── Input data

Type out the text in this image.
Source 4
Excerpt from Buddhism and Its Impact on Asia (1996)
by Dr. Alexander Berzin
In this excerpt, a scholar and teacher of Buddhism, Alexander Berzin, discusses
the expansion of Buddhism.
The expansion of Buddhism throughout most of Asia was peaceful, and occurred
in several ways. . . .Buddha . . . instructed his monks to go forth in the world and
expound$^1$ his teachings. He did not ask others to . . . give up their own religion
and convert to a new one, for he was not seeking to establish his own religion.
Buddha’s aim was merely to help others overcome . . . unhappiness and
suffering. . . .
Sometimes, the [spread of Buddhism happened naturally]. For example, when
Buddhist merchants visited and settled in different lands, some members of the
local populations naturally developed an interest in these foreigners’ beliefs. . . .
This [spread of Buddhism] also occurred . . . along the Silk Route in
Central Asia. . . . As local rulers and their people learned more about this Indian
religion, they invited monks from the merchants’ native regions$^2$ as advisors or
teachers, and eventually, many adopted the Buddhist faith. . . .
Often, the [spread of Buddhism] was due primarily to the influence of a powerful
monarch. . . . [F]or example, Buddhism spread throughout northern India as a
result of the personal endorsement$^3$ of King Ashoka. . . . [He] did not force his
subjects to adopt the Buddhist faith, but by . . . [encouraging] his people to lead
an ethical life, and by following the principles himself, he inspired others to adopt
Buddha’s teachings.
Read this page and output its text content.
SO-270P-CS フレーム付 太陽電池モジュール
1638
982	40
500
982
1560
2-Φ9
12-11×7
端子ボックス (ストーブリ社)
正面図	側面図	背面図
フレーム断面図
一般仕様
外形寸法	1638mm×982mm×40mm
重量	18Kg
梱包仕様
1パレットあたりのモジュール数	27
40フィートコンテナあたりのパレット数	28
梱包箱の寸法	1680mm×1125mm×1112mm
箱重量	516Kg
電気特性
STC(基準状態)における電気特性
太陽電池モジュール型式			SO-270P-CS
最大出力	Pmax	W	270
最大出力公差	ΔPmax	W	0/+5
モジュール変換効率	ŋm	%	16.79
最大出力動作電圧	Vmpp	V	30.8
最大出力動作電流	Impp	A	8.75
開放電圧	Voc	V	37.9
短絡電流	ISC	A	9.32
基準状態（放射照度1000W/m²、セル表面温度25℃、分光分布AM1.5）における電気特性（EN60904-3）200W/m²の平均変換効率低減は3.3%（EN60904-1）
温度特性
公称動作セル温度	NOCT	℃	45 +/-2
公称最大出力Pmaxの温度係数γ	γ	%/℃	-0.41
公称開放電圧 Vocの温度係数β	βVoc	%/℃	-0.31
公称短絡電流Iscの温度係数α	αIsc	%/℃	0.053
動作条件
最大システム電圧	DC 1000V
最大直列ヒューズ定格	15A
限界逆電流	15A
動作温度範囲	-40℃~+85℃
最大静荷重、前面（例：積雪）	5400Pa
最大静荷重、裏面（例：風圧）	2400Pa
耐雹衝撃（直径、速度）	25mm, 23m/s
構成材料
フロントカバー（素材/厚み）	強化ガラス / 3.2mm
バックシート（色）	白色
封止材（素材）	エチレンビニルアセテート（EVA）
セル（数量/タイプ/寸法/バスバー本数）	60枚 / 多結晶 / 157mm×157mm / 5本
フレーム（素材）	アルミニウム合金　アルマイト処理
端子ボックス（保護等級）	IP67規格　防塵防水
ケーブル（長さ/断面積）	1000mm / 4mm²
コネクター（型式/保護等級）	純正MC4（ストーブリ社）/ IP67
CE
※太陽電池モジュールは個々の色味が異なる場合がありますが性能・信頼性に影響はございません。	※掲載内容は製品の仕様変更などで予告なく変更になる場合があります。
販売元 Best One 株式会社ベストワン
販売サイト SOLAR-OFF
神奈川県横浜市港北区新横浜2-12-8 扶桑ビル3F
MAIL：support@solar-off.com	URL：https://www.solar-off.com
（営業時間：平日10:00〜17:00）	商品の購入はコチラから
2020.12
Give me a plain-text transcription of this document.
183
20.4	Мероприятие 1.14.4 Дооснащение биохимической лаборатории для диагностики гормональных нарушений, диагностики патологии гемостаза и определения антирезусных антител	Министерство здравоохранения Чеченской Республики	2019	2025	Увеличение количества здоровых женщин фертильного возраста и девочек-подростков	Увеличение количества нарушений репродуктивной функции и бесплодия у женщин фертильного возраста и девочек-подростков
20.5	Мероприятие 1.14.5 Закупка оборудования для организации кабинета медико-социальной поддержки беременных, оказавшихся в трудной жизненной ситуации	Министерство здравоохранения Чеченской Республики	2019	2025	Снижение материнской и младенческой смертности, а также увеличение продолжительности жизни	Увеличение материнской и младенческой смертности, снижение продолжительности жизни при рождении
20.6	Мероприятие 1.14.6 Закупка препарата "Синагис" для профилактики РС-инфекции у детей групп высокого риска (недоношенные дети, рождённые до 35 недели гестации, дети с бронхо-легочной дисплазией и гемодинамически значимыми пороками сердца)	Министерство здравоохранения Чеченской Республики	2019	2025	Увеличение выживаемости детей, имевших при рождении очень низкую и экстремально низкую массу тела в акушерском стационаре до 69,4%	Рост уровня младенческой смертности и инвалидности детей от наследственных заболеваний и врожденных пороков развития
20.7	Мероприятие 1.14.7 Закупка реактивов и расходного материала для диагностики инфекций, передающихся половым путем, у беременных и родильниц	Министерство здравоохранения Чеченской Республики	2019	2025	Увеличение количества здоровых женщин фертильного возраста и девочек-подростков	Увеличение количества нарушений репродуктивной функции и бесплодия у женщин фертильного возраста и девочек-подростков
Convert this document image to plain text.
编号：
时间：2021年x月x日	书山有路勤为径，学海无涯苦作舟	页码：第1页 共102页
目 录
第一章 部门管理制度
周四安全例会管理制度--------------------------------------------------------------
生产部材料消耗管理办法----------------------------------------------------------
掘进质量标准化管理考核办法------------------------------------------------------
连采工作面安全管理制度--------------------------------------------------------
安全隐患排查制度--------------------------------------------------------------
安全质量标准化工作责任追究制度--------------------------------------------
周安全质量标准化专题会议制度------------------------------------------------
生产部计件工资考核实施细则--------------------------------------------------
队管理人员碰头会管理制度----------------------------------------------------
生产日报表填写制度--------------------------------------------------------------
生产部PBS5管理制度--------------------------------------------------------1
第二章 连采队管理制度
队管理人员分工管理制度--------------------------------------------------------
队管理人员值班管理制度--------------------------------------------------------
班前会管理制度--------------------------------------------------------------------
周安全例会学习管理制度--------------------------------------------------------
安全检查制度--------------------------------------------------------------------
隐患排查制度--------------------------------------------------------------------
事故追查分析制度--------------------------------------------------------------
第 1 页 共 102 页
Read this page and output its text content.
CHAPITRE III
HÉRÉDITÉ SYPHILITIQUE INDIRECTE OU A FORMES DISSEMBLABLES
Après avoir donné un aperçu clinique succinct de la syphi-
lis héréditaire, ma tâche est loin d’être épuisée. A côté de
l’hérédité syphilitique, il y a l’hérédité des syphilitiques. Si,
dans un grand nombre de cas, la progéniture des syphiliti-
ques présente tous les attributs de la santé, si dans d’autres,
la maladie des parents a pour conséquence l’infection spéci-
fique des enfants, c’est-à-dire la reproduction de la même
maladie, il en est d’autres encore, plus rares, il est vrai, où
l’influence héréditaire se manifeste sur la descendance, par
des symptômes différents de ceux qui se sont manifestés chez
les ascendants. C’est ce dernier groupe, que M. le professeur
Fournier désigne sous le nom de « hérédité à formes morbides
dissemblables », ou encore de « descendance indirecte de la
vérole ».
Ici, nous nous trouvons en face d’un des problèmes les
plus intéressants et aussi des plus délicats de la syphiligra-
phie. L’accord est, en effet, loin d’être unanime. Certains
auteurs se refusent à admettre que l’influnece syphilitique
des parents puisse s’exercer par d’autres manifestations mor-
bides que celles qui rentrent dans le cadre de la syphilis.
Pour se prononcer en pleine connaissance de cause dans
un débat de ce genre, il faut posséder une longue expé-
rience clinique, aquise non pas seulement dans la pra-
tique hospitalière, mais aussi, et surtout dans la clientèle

────

* [Your objective]: Tally up how many lines in the preceding listing contain the word "における電気特性". Give nothing but the number.

* [Right answer]: 2